§ AIM: Gather up the lines with the word "Stücke" in them.

(Data records)
▽
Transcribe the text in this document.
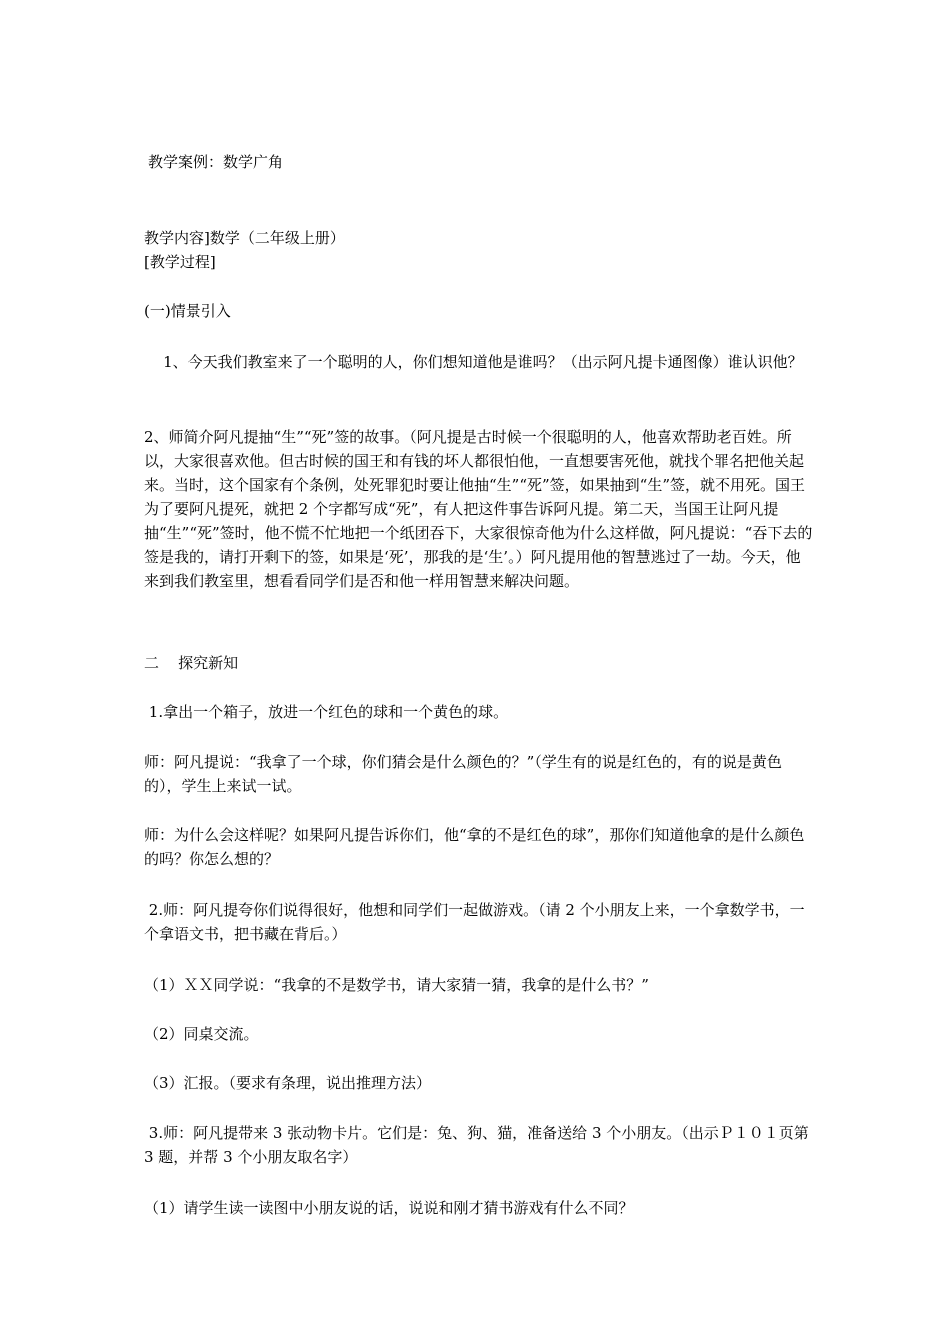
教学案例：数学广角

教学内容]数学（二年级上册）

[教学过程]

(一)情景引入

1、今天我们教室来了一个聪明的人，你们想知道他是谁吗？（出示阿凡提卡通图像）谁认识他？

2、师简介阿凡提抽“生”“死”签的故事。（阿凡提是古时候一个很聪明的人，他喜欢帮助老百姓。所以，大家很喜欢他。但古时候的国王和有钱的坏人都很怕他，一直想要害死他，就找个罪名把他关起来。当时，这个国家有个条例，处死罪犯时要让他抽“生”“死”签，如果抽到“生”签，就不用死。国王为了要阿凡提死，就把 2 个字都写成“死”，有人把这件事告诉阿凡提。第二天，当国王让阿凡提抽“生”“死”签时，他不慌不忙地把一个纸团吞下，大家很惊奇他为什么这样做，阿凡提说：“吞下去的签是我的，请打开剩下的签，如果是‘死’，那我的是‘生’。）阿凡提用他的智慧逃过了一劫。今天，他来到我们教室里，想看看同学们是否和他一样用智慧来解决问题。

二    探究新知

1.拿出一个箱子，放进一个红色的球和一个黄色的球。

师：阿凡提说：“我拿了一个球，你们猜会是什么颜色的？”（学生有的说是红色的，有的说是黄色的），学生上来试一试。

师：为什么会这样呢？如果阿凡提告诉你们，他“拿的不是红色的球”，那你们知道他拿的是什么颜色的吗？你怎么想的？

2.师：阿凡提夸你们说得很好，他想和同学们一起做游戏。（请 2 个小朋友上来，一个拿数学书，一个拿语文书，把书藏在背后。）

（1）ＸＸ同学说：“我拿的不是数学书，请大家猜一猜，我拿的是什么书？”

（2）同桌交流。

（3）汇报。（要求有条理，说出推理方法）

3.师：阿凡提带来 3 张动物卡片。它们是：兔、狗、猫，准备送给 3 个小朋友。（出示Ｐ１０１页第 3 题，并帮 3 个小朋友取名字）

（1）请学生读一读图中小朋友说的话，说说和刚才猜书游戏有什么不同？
△
▽
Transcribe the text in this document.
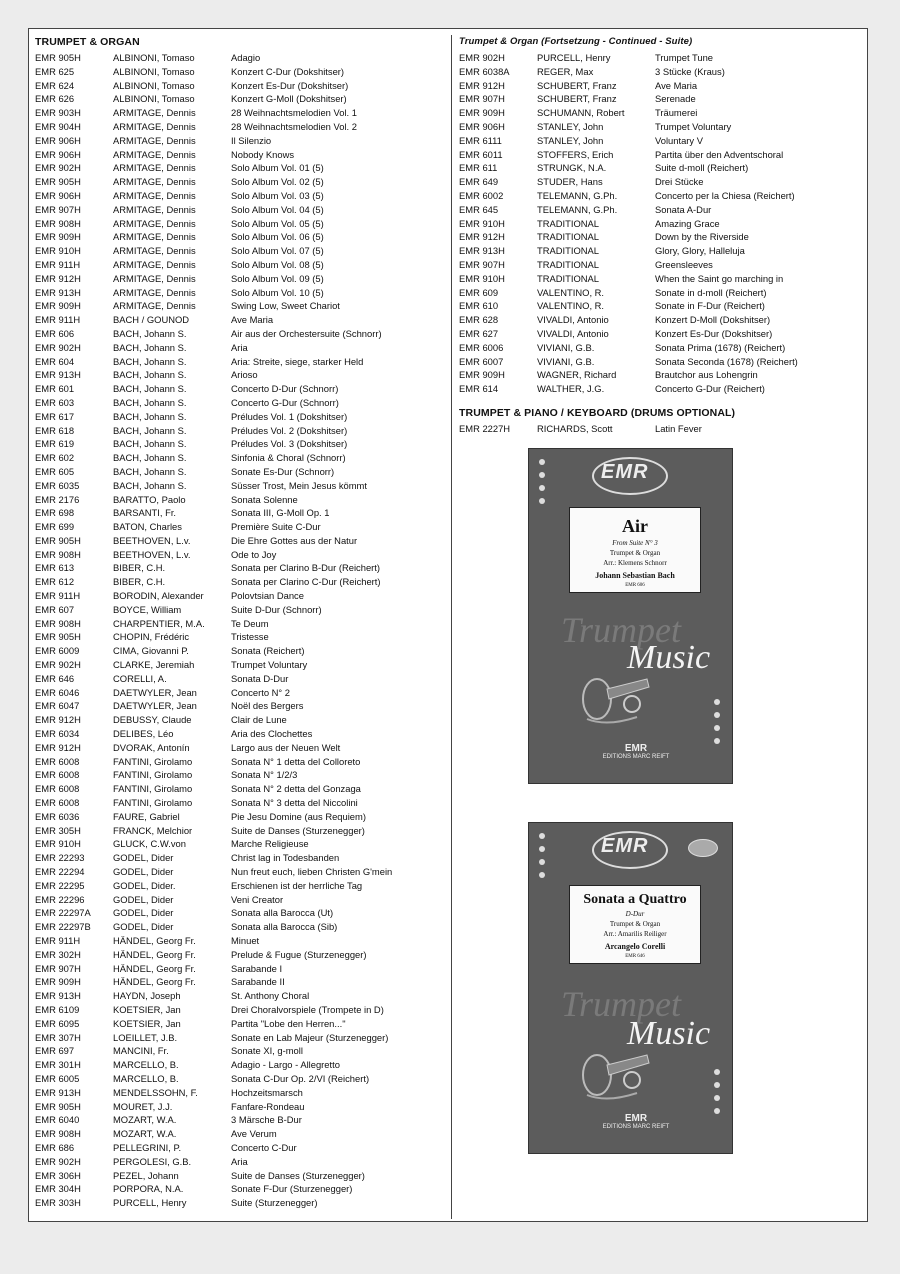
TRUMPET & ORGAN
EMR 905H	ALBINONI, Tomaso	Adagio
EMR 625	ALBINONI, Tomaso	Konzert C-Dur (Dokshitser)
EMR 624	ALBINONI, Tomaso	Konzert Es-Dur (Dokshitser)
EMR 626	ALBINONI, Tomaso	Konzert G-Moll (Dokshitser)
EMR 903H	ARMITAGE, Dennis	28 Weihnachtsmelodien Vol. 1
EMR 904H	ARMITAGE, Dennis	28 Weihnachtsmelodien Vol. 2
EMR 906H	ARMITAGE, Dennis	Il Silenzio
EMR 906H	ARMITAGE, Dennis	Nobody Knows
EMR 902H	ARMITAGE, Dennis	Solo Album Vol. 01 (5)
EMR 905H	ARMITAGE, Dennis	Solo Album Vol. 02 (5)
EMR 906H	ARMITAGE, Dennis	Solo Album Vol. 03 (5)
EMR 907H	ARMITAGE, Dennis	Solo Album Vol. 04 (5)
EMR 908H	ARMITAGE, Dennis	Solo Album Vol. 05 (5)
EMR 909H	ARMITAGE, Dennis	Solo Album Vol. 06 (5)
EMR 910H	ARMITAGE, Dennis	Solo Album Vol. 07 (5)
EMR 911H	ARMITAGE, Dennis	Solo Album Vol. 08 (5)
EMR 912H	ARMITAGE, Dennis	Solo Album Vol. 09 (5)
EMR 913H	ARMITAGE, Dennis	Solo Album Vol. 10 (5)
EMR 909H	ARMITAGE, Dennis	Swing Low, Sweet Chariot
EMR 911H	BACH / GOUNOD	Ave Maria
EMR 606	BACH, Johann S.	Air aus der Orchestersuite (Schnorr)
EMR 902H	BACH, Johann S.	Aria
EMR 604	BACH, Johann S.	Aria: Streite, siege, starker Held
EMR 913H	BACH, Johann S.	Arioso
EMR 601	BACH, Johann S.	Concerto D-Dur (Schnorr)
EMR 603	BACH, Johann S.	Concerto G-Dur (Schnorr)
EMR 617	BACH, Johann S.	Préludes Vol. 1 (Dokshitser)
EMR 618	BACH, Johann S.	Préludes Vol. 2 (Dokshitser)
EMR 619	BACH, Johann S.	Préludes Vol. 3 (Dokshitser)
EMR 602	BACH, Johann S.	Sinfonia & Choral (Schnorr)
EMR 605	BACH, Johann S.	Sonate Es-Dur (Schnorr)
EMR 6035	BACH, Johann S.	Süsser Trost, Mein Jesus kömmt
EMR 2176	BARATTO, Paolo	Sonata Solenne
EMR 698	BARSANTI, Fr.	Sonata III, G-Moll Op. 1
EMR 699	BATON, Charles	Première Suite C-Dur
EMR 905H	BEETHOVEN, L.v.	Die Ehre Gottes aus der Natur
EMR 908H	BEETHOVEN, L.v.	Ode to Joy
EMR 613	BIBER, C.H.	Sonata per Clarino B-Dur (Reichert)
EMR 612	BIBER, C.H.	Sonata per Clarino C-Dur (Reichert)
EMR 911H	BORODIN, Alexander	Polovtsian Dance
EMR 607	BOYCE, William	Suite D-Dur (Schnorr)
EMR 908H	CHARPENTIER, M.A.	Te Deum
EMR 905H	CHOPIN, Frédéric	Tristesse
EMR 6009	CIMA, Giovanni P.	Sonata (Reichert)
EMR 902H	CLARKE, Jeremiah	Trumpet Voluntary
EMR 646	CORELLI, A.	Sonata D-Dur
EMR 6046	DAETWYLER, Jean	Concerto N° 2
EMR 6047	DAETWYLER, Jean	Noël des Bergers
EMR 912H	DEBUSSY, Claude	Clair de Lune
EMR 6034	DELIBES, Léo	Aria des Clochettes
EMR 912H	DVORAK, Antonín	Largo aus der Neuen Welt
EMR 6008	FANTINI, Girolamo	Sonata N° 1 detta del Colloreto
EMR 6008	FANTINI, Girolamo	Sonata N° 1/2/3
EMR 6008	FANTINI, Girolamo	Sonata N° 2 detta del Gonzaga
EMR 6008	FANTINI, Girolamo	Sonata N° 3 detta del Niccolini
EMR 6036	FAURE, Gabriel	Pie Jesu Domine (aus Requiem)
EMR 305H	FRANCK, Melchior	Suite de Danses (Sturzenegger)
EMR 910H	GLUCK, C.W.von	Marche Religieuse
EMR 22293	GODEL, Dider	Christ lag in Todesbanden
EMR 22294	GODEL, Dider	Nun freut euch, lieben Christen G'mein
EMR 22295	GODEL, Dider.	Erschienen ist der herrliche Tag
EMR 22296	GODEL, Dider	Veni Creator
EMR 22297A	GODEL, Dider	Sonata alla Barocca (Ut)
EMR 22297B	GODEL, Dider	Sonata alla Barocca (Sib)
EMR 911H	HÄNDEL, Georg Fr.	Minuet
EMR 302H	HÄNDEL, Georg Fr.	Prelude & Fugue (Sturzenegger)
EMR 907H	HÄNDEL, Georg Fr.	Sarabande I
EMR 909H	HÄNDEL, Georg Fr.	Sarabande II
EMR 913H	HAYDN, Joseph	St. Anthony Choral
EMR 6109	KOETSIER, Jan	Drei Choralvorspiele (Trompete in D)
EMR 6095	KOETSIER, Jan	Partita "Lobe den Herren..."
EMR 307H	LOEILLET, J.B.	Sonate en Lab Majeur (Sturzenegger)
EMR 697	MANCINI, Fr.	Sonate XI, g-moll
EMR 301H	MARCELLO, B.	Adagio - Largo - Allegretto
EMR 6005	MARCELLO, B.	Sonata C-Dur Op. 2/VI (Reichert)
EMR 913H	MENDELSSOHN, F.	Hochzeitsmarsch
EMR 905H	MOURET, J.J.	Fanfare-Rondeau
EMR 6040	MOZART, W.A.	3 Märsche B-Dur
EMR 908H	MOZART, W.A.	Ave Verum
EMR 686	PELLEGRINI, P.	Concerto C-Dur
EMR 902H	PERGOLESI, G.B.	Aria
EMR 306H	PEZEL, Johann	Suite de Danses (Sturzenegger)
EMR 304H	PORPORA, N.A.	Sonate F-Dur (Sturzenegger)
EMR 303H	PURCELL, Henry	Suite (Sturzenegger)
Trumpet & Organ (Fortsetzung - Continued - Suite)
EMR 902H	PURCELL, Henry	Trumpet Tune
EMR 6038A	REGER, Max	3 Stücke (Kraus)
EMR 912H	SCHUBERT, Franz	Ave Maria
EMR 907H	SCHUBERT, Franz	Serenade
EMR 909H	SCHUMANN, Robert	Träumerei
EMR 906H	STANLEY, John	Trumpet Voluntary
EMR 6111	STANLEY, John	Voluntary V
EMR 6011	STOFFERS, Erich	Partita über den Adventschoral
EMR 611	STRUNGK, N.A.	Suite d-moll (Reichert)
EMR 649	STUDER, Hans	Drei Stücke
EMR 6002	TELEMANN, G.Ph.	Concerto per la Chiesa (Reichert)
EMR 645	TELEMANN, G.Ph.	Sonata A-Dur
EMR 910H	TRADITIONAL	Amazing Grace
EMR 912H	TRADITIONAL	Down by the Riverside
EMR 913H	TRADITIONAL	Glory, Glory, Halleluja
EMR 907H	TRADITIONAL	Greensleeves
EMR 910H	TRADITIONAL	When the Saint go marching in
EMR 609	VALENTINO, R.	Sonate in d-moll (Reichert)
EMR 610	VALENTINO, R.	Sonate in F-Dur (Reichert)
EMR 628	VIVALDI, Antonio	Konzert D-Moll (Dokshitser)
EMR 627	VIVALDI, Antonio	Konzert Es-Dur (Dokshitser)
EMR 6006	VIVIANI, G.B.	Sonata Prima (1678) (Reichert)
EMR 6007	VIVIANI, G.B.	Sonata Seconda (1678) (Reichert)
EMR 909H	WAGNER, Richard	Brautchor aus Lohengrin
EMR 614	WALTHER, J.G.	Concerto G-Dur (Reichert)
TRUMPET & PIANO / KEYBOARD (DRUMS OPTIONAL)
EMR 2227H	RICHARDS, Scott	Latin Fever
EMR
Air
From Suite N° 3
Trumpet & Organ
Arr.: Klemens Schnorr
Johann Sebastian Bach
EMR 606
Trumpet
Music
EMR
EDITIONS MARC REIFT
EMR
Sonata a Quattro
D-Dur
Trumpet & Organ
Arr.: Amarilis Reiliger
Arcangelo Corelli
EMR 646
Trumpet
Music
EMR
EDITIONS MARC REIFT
△
§ TASK RESPONSE:
EMR 6038A	REGER, Max	3 Stücke (Kraus)
EMR 649	STUDER, Hans	Drei Stücke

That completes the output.